● **OBJECTIVE**: Each record below should appear again exactly as written.

● **RECORDS**:

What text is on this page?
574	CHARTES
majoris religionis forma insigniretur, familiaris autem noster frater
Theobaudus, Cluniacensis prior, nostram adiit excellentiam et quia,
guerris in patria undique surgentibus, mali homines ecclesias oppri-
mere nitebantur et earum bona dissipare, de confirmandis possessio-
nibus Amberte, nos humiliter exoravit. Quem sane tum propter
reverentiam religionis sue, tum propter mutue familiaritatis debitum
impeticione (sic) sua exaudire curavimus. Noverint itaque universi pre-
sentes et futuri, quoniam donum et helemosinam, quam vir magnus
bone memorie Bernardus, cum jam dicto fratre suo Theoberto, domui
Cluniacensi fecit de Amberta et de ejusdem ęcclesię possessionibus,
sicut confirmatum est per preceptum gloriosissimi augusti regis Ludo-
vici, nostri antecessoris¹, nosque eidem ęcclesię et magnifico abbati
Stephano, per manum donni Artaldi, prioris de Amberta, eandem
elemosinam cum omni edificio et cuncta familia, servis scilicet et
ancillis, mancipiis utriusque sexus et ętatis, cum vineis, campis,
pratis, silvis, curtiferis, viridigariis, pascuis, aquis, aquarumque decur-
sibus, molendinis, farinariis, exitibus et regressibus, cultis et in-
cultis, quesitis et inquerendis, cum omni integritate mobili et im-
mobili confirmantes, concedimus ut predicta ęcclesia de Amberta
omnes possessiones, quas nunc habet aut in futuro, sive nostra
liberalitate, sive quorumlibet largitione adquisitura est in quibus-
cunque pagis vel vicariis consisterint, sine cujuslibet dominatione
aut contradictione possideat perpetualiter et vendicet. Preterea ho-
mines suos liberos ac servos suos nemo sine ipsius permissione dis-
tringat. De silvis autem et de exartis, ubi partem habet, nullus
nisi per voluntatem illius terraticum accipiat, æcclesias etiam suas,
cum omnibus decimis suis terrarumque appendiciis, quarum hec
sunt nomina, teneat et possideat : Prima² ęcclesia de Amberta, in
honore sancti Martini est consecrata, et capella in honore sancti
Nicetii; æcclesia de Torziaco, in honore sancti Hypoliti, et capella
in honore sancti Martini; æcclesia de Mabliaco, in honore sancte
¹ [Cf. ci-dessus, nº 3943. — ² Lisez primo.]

● **FULL SOLUTION**:
What text is on this page?
574	CHARTES
majoris religionis forma insigniretur, familiaris autem noster frater
Theobaudus, Cluniacensis prior, nostram adiit excellentiam et quia,
guerris in patria undique surgentibus, mali homines ecclesias oppri-
mere nitebantur et earum bona dissipare, de confirmandis possessio-
nibus Amberte, nos humiliter exoravit. Quem sane tum propter
reverentiam religionis sue, tum propter mutue familiaritatis debitum
impeticione (sic) sua exaudire curavimus. Noverint itaque universi pre-
sentes et futuri, quoniam donum et helemosinam, quam vir magnus
bone memorie Bernardus, cum jam dicto fratre suo Theoberto, domui
Cluniacensi fecit de Amberta et de ejusdem ęcclesię possessionibus,
sicut confirmatum est per preceptum gloriosissimi augusti regis Ludo-
vici, nostri antecessoris¹, nosque eidem ęcclesię et magnifico abbati
Stephano, per manum donni Artaldi, prioris de Amberta, eandem
elemosinam cum omni edificio et cuncta familia, servis scilicet et
ancillis, mancipiis utriusque sexus et ętatis, cum vineis, campis,
pratis, silvis, curtiferis, viridigariis, pascuis, aquis, aquarumque decur-
sibus, molendinis, farinariis, exitibus et regressibus, cultis et in-
cultis, quesitis et inquerendis, cum omni integritate mobili et im-
mobili confirmantes, concedimus ut predicta ęcclesia de Amberta
omnes possessiones, quas nunc habet aut in futuro, sive nostra
liberalitate, sive quorumlibet largitione adquisitura est in quibus-
cunque pagis vel vicariis consisterint, sine cujuslibet dominatione
aut contradictione possideat perpetualiter et vendicet. Preterea ho-
mines suos liberos ac servos suos nemo sine ipsius permissione dis-
tringat. De silvis autem et de exartis, ubi partem habet, nullus
nisi per voluntatem illius terraticum accipiat, æcclesias etiam suas,
cum omnibus decimis suis terrarumque appendiciis, quarum hec
sunt nomina, teneat et possideat : Prima² ęcclesia de Amberta, in
honore sancti Martini est consecrata, et capella in honore sancti
Nicetii; æcclesia de Torziaco, in honore sancti Hypoliti, et capella
in honore sancti Martini; æcclesia de Mabliaco, in honore sancte
¹ [Cf. ci-dessus, nº 3943. — ² Lisez primo.]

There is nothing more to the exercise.